EXERCISE OBJECTIVE: Report how many lines hold the string "Rafael". Give the number and nothing else.

THE RECORDS:
+--
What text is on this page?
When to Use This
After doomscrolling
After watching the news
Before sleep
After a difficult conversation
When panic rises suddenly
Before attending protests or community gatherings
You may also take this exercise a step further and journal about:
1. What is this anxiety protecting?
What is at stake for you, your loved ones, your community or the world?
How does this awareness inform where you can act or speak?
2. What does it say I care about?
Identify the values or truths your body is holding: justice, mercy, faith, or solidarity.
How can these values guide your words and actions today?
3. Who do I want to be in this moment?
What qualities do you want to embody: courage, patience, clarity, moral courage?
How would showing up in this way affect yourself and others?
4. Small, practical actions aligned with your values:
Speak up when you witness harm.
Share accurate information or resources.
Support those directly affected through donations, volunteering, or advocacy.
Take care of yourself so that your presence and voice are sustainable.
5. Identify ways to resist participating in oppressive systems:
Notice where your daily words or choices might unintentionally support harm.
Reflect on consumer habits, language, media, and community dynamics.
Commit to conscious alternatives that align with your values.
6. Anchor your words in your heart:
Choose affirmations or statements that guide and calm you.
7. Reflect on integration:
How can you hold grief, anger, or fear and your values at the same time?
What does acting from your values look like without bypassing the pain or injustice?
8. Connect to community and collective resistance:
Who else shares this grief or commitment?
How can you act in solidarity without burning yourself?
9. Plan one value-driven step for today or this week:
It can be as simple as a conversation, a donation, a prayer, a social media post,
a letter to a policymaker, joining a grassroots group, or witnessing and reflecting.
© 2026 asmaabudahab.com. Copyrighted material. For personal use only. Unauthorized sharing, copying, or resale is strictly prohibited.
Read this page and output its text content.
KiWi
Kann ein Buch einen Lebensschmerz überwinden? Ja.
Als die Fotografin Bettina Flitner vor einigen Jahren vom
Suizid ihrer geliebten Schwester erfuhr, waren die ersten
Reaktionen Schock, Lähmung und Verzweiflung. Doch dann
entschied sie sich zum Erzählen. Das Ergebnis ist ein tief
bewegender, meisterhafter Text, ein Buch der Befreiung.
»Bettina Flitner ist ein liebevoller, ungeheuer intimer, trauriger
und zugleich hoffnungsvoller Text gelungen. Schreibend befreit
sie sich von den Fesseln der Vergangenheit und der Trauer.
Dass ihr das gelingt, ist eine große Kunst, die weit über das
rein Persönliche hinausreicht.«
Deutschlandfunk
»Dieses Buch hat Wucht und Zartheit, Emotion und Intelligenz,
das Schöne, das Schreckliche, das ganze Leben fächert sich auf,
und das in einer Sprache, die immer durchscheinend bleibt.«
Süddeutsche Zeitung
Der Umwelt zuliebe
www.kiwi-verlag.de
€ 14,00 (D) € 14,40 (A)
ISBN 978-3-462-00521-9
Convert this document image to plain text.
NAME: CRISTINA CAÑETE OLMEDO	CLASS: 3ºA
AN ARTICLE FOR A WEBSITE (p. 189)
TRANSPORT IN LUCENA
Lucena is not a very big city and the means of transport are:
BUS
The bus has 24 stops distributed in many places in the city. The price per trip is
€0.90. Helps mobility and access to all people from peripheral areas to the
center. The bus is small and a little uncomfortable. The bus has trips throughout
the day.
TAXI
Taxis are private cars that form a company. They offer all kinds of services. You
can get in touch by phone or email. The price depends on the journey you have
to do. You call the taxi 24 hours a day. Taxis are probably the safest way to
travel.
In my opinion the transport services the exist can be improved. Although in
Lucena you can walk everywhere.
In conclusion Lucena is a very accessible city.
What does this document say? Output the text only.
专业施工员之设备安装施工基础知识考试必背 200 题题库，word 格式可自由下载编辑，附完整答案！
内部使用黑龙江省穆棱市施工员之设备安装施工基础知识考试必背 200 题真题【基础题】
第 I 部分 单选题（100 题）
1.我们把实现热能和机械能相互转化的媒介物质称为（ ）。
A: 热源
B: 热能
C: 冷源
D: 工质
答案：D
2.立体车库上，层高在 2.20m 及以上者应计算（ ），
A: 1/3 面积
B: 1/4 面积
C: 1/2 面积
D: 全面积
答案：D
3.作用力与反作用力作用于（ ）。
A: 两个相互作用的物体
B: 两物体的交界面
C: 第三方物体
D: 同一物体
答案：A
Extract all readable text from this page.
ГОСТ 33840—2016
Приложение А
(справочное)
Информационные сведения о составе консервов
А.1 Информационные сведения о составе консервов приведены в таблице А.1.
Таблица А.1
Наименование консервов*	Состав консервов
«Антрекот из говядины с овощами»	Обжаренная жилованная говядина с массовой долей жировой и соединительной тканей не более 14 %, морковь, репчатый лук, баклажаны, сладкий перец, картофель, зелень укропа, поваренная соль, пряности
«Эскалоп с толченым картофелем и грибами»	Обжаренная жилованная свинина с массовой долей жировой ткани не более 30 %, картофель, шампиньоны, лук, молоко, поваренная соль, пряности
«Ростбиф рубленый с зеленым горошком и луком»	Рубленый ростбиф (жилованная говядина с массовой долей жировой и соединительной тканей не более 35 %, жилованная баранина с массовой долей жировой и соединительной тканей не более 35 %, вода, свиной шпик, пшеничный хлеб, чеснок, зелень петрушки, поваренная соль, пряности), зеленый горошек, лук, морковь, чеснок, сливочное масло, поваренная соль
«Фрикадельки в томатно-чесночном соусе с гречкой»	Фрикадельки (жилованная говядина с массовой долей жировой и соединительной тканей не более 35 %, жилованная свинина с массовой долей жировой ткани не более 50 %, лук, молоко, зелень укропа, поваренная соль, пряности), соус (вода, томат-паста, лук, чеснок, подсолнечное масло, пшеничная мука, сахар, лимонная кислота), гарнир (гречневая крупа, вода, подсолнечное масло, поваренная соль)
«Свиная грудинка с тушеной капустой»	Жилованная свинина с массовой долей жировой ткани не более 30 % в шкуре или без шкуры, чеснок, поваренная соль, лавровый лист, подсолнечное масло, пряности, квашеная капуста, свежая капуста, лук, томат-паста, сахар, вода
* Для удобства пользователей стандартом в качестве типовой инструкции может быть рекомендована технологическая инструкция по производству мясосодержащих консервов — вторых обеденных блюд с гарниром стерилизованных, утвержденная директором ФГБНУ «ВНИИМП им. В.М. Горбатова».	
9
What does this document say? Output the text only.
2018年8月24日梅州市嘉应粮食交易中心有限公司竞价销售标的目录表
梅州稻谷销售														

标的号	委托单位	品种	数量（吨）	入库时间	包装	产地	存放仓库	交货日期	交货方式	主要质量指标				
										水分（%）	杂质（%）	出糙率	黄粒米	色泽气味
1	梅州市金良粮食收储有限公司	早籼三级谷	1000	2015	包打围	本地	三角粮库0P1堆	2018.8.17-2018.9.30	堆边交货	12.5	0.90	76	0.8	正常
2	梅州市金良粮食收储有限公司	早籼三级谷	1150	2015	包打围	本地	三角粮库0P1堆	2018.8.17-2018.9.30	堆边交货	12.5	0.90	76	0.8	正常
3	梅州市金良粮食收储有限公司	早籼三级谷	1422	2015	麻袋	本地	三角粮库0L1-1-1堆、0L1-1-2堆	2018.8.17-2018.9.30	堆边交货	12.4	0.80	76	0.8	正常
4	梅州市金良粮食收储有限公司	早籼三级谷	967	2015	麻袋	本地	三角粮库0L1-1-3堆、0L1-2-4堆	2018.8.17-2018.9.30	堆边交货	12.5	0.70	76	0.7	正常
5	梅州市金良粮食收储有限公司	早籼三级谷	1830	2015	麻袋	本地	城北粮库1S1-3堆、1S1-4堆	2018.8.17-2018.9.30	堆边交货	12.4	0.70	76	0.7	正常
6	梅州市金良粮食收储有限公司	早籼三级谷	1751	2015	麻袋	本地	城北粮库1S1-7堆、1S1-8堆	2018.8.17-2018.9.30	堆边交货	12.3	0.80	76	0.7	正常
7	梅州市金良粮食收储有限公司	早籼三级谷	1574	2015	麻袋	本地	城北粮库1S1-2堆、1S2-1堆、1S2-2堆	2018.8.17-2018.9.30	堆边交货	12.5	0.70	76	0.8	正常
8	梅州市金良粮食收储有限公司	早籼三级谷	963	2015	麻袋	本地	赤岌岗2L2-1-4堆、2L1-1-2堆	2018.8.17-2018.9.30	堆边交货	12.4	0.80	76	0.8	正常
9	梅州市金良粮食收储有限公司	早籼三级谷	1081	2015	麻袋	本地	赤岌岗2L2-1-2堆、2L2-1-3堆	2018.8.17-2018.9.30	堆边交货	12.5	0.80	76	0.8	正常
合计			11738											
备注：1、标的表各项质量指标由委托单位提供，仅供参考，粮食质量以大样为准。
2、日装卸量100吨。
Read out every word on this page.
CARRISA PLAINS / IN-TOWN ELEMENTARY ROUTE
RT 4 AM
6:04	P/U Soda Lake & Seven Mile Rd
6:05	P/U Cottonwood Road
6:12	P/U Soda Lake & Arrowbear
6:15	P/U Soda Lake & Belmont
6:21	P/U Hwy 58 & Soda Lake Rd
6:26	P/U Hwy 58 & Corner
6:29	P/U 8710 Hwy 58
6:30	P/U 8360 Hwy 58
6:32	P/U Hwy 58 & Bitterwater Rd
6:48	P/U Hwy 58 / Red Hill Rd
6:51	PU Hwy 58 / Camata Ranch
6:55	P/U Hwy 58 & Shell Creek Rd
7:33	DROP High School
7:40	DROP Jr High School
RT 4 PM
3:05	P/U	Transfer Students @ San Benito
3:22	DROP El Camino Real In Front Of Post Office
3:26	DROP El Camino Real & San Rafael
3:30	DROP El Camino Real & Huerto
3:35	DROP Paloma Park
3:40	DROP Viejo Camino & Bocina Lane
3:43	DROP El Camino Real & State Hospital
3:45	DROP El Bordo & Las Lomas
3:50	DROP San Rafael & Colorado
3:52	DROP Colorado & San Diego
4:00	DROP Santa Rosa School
+--
REPLY TO THE EXERCISE: 2